TASK OBJECTIVE:
Your task is to transcribe all of the records exactly and leave out the pictures.

——

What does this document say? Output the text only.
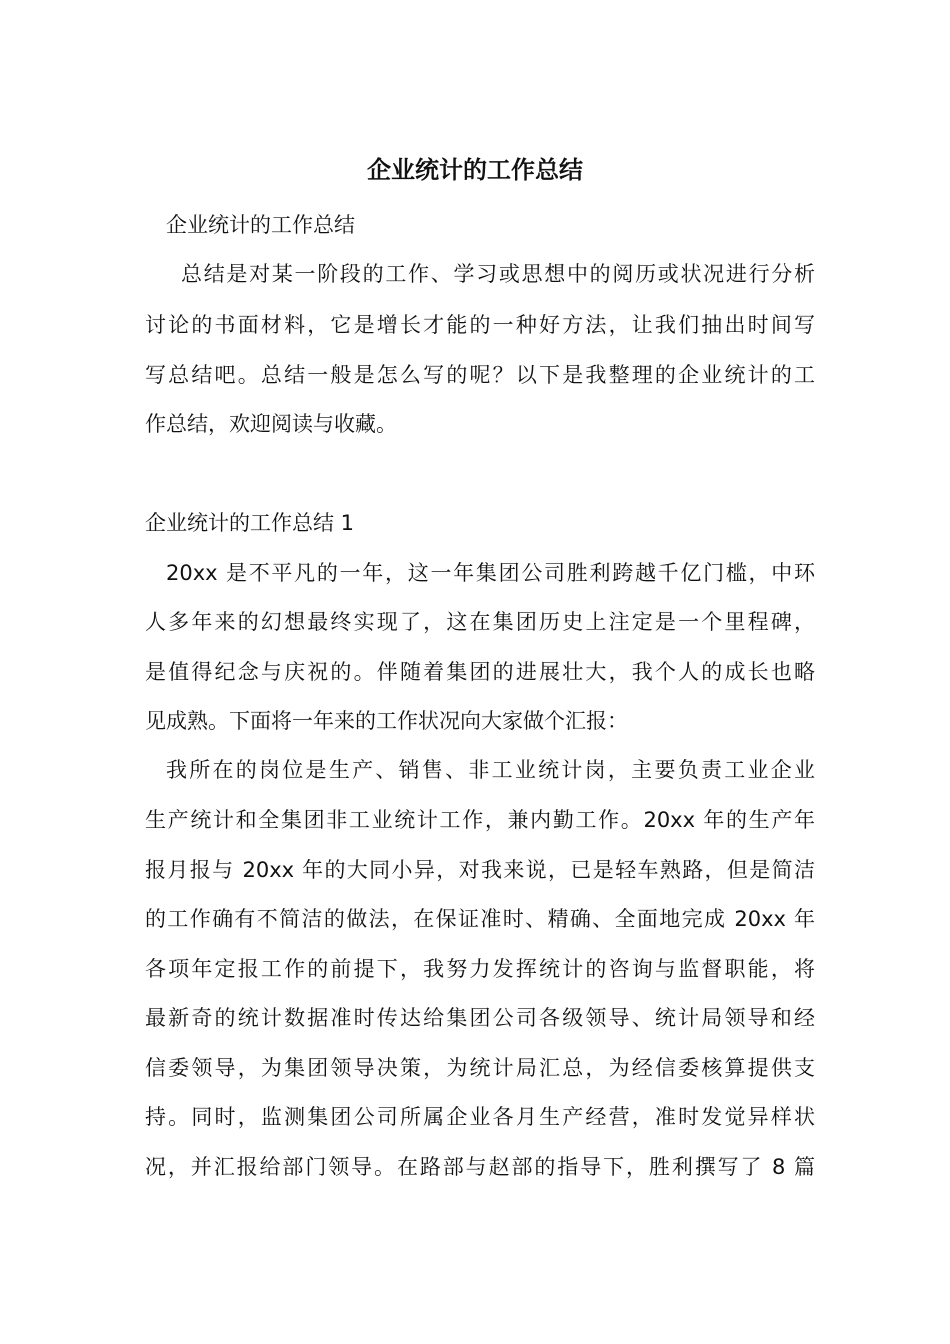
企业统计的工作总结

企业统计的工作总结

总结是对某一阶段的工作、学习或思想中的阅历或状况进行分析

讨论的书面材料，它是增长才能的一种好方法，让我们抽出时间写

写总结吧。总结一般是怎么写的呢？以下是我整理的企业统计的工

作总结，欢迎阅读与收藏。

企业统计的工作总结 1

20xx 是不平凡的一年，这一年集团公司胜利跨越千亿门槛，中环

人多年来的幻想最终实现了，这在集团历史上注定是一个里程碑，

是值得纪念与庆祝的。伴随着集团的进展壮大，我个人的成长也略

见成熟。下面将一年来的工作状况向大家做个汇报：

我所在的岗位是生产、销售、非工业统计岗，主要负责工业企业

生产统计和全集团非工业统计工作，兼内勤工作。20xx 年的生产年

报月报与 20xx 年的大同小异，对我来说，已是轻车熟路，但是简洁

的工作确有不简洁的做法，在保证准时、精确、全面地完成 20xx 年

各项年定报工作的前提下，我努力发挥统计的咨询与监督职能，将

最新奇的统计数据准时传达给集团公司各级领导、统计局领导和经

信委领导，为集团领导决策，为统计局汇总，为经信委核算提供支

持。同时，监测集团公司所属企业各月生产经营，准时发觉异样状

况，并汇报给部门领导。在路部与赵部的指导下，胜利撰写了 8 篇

——

EXERCISE RESULT:
What does this document say? Output the text only.
企业统计的工作总结

企业统计的工作总结

总结是对某一阶段的工作、学习或思想中的阅历或状况进行分析

讨论的书面材料，它是增长才能的一种好方法，让我们抽出时间写

写总结吧。总结一般是怎么写的呢？以下是我整理的企业统计的工

作总结，欢迎阅读与收藏。

企业统计的工作总结 1

20xx 是不平凡的一年，这一年集团公司胜利跨越千亿门槛，中环

人多年来的幻想最终实现了，这在集团历史上注定是一个里程碑，

是值得纪念与庆祝的。伴随着集团的进展壮大，我个人的成长也略

见成熟。下面将一年来的工作状况向大家做个汇报：

我所在的岗位是生产、销售、非工业统计岗，主要负责工业企业

生产统计和全集团非工业统计工作，兼内勤工作。20xx 年的生产年

报月报与 20xx 年的大同小异，对我来说，已是轻车熟路，但是简洁

的工作确有不简洁的做法，在保证准时、精确、全面地完成 20xx 年

各项年定报工作的前提下，我努力发挥统计的咨询与监督职能，将

最新奇的统计数据准时传达给集团公司各级领导、统计局领导和经

信委领导，为集团领导决策，为统计局汇总，为经信委核算提供支

持。同时，监测集团公司所属企业各月生产经营，准时发觉异样状

况，并汇报给部门领导。在路部与赵部的指导下，胜利撰写了 8 篇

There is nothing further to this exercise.